Série de tâches ▸
A - D'après le texte sur la Nissan 350Z, dans quels autres modèles retrouve-t-on le moteur VQ 35 ?
B - Pouvez-vous reprendre le texte sur la Nissan 350Z après sa dernière phrase et en écrire la suite ?

Extrait fourni ▸
Le groupe propulseur en est un que Nissan utilise à toutes les sauces puisqu'il s'agit du populaire VQ 35 que l'on retrouve à des niveaux de mise au point différents dans l'Altima, la Maxima, le Pathfinder ainsi que dans les Infiniti I35, G35 et QX4. Avec 287 chevaux obtenus à 6 200 tr/min, la 350Z hérite de la version la plus puissante de ce V6 de 3,5 litres. Détail intéressant, l'arbre de transmission est en fibre de carbone, ce qui le rend 40 % plus léger tout en contribuant à réduire les vibrations. La voiture n'en demeure pas moins assez lourde avec un poids de 1473 kg.
Si cette Nissan renoue avec le passé par sa carrosserie de coupé deux places à hayon, sa silhouette ne rappelle que très vaguement la Z originale. À défaut de coups de crayon évocateurs, les stylistes se sont rabattus sur la lettre Z qu'ils ont éparpillée abusivement un peu partout à l'intérieur et à l'extérieur pour jouer tout de même la carte de la nostalgie. En réalité, le design nous fait davantage penser à une Porsche 911 et à une Audi TT qu'au modèle que la 350Z est censée faire renaître.
Un intérieur moche
De toute évidence, l'apparence extérieure de la voiture a néanmoins fait l'objet d'une plus grande recherche que la présentation intérieure. Il s'agit évidemment d'une affaire de goût, mais j'ai rarement vu un tableau de bord aussi moche que celui de la 350Z. Comme il est dépourvu de toute homogénéité, on a l'impression qu'il a été dessiné par trois ou quatre personnes ayant chacune une vision différente des choses. Les couleurs, les matériaux et les textures s'entrecroisent dans un fouillis monumental et sans la moindre uniformité de design. Et même si l'on devait s'accommoder d'un tel désordre, il faut admettre que la qualité des plastiques n'est pas très encourageante.

Données fournies ▸
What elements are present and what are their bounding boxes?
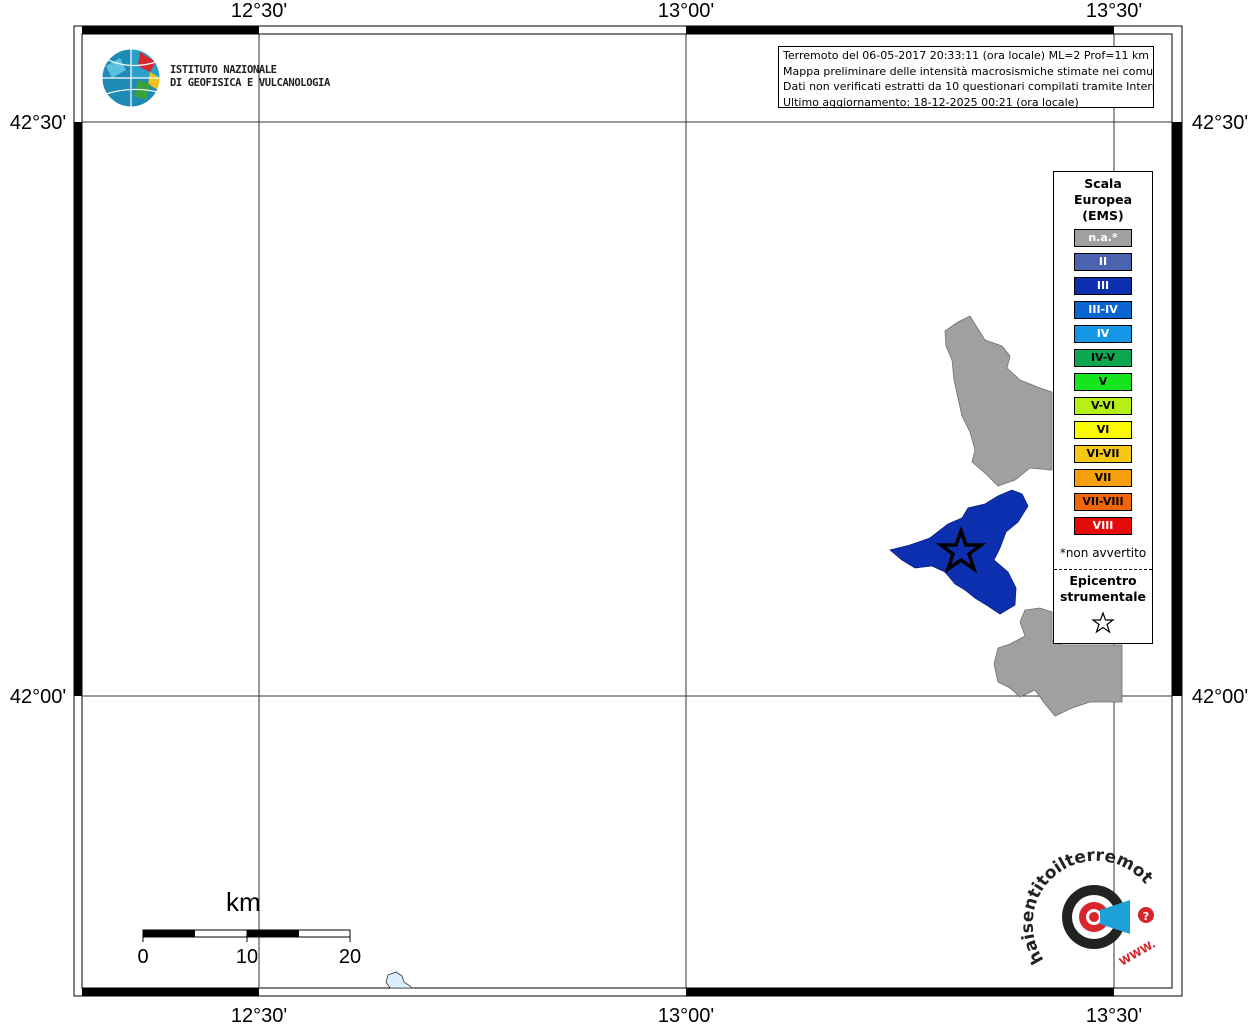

Résultats ▸
A - Altima, Maxima, Pathfinder, Infiniti I35, Infiniti G35, Infiniti QX4

B -
Ainsi, les garnitures argentées des poignées de porte intérieures étaient déjà égratignées dans une voiture presque neuve mise à l'essai. Et que dire du couvercle de l'écran du système de navigation qui sent la camelote à plein nez. Le tableau de bord ne manque pas d'originalité pour autant avec son bloc d'instruments principaux qui fait corps avec la colonne de direction ajustable. La partie supérieure de la console centrale regroupe, comme dans l'ancienne Z, trois petites jauges (pression d'huile, voltmètre et ordinateur de bord) orientées vers le conducteur.
Les sièges méritent pour leur part une mention honorable. Ils sont confortables tout en offrant un bon maintien latéral et Nissan a poussé le souci du détail jusqu'à pratiquer une entaille sur la partie avant droite du siège du conducteur afin de faciliter le maniement du levier de vitesses. Hélas ! les espaces de rangement font grandement défaut dans l'habitacle. Cachés sous les accoudoirs, les bacs de porte sont quasi inutilisables tandis que le coffre à gants brille par son absence. On l'a remplacé par un grand coffret situé derrière le siège du passager dont l'utilisation n'est pas très commode. Les faibles dimensions de la lunette arrière ne favorisent pas la visibilité qui est également diminuée par la présence d'un arceau abritant le support des jambes de force de la suspension arrière dans le compartiment à bagages. Ce dernier doit se contenter d'un volume de 193 litres, ce qui est malgré tout suffisant si l'on tient compte que la Z est strictement une deux places.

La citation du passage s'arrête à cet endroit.